= TASK STATEMENT =
Exactly reproduce each line of the listing that follows.

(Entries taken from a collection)
-------

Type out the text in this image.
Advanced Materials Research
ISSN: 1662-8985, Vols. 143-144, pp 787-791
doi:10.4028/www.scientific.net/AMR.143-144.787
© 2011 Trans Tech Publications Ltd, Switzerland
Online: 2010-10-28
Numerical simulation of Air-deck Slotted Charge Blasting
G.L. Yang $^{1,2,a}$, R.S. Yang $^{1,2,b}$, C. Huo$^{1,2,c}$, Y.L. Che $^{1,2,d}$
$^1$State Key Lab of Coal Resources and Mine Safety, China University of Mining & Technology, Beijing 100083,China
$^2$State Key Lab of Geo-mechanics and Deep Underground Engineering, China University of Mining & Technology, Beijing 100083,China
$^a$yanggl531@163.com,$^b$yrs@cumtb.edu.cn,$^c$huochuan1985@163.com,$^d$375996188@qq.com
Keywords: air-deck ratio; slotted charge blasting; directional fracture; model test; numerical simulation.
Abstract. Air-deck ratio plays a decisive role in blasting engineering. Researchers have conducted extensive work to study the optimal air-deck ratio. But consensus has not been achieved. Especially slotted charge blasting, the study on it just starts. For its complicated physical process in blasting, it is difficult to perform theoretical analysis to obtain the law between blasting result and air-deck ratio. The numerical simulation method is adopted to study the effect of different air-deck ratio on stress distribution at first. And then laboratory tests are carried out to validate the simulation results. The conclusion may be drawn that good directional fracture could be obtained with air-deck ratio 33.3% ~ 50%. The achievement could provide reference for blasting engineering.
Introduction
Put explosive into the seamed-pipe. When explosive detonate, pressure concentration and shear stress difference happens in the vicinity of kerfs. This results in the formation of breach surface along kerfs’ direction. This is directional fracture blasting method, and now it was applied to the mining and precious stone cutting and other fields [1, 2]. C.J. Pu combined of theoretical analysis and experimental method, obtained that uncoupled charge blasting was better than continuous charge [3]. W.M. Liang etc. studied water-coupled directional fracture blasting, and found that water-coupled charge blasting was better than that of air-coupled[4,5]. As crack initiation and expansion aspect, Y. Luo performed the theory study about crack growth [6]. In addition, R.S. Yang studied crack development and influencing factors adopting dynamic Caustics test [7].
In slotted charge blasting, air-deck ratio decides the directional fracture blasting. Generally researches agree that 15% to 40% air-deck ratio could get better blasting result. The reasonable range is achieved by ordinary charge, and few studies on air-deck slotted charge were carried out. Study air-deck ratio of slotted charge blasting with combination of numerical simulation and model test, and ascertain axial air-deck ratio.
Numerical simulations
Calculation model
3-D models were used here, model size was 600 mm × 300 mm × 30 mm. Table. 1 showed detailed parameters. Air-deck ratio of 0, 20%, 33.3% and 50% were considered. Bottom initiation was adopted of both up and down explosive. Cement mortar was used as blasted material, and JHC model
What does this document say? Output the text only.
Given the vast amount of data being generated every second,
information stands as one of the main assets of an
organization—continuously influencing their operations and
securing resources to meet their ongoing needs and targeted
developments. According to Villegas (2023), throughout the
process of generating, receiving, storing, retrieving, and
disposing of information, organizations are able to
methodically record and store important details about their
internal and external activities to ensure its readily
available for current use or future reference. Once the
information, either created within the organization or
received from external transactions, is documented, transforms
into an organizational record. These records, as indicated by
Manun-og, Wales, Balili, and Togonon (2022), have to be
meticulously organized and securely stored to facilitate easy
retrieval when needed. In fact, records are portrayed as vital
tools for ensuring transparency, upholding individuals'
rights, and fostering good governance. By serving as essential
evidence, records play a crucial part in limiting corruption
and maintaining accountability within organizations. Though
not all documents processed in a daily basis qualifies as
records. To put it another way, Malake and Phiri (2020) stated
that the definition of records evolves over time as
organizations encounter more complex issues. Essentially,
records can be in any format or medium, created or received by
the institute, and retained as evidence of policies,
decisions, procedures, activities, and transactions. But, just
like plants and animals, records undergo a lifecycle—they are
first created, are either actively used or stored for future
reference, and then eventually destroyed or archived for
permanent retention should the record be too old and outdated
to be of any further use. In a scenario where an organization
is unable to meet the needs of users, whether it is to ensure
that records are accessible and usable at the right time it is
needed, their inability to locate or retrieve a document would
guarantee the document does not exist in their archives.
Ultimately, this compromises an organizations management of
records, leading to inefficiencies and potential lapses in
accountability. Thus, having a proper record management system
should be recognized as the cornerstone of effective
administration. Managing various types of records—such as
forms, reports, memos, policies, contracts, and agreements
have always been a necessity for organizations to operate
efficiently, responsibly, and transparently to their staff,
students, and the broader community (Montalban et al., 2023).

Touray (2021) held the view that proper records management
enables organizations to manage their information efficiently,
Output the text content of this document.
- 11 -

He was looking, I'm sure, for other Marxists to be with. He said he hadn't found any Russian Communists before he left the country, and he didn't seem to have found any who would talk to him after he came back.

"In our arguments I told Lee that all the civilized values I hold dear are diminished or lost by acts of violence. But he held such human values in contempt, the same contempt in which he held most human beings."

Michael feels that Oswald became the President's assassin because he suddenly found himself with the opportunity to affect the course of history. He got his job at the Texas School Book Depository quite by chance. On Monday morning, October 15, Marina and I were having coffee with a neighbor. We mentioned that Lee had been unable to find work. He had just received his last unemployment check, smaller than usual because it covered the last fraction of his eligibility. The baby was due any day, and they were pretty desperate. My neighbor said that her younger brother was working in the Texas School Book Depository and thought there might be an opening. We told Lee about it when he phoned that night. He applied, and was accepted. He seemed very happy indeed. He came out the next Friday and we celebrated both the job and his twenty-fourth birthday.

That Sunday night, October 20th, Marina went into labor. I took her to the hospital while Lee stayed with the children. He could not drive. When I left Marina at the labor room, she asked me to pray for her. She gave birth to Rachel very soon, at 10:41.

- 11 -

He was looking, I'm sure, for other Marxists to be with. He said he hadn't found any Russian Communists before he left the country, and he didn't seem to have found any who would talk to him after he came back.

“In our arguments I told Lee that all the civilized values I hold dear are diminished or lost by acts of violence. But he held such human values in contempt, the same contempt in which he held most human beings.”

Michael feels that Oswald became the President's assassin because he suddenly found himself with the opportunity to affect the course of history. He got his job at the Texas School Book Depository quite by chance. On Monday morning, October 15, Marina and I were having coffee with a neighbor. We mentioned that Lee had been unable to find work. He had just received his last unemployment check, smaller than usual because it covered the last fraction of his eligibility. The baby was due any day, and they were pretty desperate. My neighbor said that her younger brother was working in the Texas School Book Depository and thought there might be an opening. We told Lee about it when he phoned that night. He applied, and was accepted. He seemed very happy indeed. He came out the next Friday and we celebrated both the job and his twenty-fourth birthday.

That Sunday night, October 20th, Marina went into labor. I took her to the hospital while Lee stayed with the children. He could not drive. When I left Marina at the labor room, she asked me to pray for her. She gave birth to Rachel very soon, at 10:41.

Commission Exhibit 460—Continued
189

-------

= THE RESPONSE =
Type out the text in this image.
Advanced Materials Research
ISSN: 1662-8985, Vols. 143-144, pp 787-791
doi:10.4028/www.scientific.net/AMR.143-144.787
© 2011 Trans Tech Publications Ltd, Switzerland
Online: 2010-10-28
Numerical simulation of Air-deck Slotted Charge Blasting
G.L. Yang $^{1,2,a}$, R.S. Yang $^{1,2,b}$, C. Huo$^{1,2,c}$, Y.L. Che $^{1,2,d}$
$^1$State Key Lab of Coal Resources and Mine Safety, China University of Mining & Technology, Beijing 100083,China
$^2$State Key Lab of Geo-mechanics and Deep Underground Engineering, China University of Mining & Technology, Beijing 100083,China
$^a$yanggl531@163.com,$^b$yrs@cumtb.edu.cn,$^c$huochuan1985@163.com,$^d$375996188@qq.com
Keywords: air-deck ratio; slotted charge blasting; directional fracture; model test; numerical simulation.
Abstract. Air-deck ratio plays a decisive role in blasting engineering. Researchers have conducted extensive work to study the optimal air-deck ratio. But consensus has not been achieved. Especially slotted charge blasting, the study on it just starts. For its complicated physical process in blasting, it is difficult to perform theoretical analysis to obtain the law between blasting result and air-deck ratio. The numerical simulation method is adopted to study the effect of different air-deck ratio on stress distribution at first. And then laboratory tests are carried out to validate the simulation results. The conclusion may be drawn that good directional fracture could be obtained with air-deck ratio 33.3% ~ 50%. The achievement could provide reference for blasting engineering.
Introduction
Put explosive into the seamed-pipe. When explosive detonate, pressure concentration and shear stress difference happens in the vicinity of kerfs. This results in the formation of breach surface along kerfs’ direction. This is directional fracture blasting method, and now it was applied to the mining and precious stone cutting and other fields [1, 2]. C.J. Pu combined of theoretical analysis and experimental method, obtained that uncoupled charge blasting was better than continuous charge [3]. W.M. Liang etc. studied water-coupled directional fracture blasting, and found that water-coupled charge blasting was better than that of air-coupled[4,5]. As crack initiation and expansion aspect, Y. Luo performed the theory study about crack growth [6]. In addition, R.S. Yang studied crack development and influencing factors adopting dynamic Caustics test [7].
In slotted charge blasting, air-deck ratio decides the directional fracture blasting. Generally researches agree that 15% to 40% air-deck ratio could get better blasting result. The reasonable range is achieved by ordinary charge, and few studies on air-deck slotted charge were carried out. Study air-deck ratio of slotted charge blasting with combination of numerical simulation and model test, and ascertain axial air-deck ratio.
Numerical simulations
Calculation model
3-D models were used here, model size was 600 mm × 300 mm × 30 mm. Table. 1 showed detailed parameters. Air-deck ratio of 0, 20%, 33.3% and 50% were considered. Bottom initiation was adopted of both up and down explosive. Cement mortar was used as blasted material, and JHC model
What does this document say? Output the text only.
Given the vast amount of data being generated every second,
information stands as one of the main assets of an
organization—continuously influencing their operations and
securing resources to meet their ongoing needs and targeted
developments. According to Villegas (2023), throughout the
process of generating, receiving, storing, retrieving, and
disposing of information, organizations are able to
methodically record and store important details about their
internal and external activities to ensure its readily
available for current use or future reference. Once the
information, either created within the organization or
received from external transactions, is documented, transforms
into an organizational record. These records, as indicated by
Manun-og, Wales, Balili, and Togonon (2022), have to be
meticulously organized and securely stored to facilitate easy
retrieval when needed. In fact, records are portrayed as vital
tools for ensuring transparency, upholding individuals'
rights, and fostering good governance. By serving as essential
evidence, records play a crucial part in limiting corruption
and maintaining accountability within organizations. Though
not all documents processed in a daily basis qualifies as
records. To put it another way, Malake and Phiri (2020) stated
that the definition of records evolves over time as
organizations encounter more complex issues. Essentially,
records can be in any format or medium, created or received by
the institute, and retained as evidence of policies,
decisions, procedures, activities, and transactions. But, just
like plants and animals, records undergo a lifecycle—they are
first created, are either actively used or stored for future
reference, and then eventually destroyed or archived for
permanent retention should the record be too old and outdated
to be of any further use. In a scenario where an organization
is unable to meet the needs of users, whether it is to ensure
that records are accessible and usable at the right time it is
needed, their inability to locate or retrieve a document would
guarantee the document does not exist in their archives.
Ultimately, this compromises an organizations management of
records, leading to inefficiencies and potential lapses in
accountability. Thus, having a proper record management system
should be recognized as the cornerstone of effective
administration. Managing various types of records—such as
forms, reports, memos, policies, contracts, and agreements
have always been a necessity for organizations to operate
efficiently, responsibly, and transparently to their staff,
students, and the broader community (Montalban et al., 2023).

Touray (2021) held the view that proper records management
enables organizations to manage their information efficiently,
Output the text content of this document.
- 11 -

He was looking, I'm sure, for other Marxists to be with. He said he hadn't found any Russian Communists before he left the country, and he didn't seem to have found any who would talk to him after he came back.

"In our arguments I told Lee that all the civilized values I hold dear are diminished or lost by acts of violence. But he held such human values in contempt, the same contempt in which he held most human beings."

Michael feels that Oswald became the President's assassin because he suddenly found himself with the opportunity to affect the course of history. He got his job at the Texas School Book Depository quite by chance. On Monday morning, October 15, Marina and I were having coffee with a neighbor. We mentioned that Lee had been unable to find work. He had just received his last unemployment check, smaller than usual because it covered the last fraction of his eligibility. The baby was due any day, and they were pretty desperate. My neighbor said that her younger brother was working in the Texas School Book Depository and thought there might be an opening. We told Lee about it when he phoned that night. He applied, and was accepted. He seemed very happy indeed. He came out the next Friday and we celebrated both the job and his twenty-fourth birthday.

That Sunday night, October 20th, Marina went into labor. I took her to the hospital while Lee stayed with the children. He could not drive. When I left Marina at the labor room, she asked me to pray for her. She gave birth to Rachel very soon, at 10:41.

- 11 -

He was looking, I'm sure, for other Marxists to be with. He said he hadn't found any Russian Communists before he left the country, and he didn't seem to have found any who would talk to him after he came back.

“In our arguments I told Lee that all the civilized values I hold dear are diminished or lost by acts of violence. But he held such human values in contempt, the same contempt in which he held most human beings.”

Michael feels that Oswald became the President's assassin because he suddenly found himself with the opportunity to affect the course of history. He got his job at the Texas School Book Depository quite by chance. On Monday morning, October 15, Marina and I were having coffee with a neighbor. We mentioned that Lee had been unable to find work. He had just received his last unemployment check, smaller than usual because it covered the last fraction of his eligibility. The baby was due any day, and they were pretty desperate. My neighbor said that her younger brother was working in the Texas School Book Depository and thought there might be an opening. We told Lee about it when he phoned that night. He applied, and was accepted. He seemed very happy indeed. He came out the next Friday and we celebrated both the job and his twenty-fourth birthday.

That Sunday night, October 20th, Marina went into labor. I took her to the hospital while Lee stayed with the children. He could not drive. When I left Marina at the labor room, she asked me to pray for her. She gave birth to Rachel very soon, at 10:41.

Commission Exhibit 460—Continued
189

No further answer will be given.